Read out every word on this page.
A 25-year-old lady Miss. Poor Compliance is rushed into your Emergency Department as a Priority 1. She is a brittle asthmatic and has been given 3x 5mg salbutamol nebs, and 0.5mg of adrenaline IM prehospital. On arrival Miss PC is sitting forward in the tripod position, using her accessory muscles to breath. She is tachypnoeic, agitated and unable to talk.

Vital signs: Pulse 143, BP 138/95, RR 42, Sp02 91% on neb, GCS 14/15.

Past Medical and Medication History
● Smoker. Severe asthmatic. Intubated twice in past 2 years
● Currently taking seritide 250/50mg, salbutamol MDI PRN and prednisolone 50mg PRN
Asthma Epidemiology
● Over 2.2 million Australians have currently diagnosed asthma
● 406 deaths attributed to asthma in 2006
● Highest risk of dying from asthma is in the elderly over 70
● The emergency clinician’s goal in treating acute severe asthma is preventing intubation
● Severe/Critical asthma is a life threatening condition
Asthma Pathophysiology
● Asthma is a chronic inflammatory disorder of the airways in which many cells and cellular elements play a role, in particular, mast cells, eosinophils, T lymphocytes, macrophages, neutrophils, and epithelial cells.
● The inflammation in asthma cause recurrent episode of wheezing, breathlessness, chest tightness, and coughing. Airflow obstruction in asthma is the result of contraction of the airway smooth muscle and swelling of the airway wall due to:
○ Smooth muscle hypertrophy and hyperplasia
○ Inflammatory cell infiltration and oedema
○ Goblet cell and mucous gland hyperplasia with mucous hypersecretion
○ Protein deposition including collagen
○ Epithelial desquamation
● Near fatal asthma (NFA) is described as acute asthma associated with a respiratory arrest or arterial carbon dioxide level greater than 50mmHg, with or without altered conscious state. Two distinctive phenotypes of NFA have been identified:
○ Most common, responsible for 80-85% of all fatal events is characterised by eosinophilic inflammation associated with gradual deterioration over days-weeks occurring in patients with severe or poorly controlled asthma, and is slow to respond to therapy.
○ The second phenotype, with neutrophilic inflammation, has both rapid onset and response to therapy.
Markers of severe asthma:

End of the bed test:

● Exercise aim
Return every line from the entries that holds the string "asthmatic".

● Solution to this exercise
A 25-year-old lady Miss. Poor Compliance is rushed into your Emergency Department as a Priority 1. She is a brittle asthmatic and has been given 3x 5mg salbutamol nebs, and 0.5mg of adrenaline IM prehospital. On arrival Miss PC is sitting forward in the tripod position, using her accessory muscles to breath. She is tachypnoeic, agitated and unable to talk.
● Smoker. Severe asthmatic. Intubated twice in past 2 years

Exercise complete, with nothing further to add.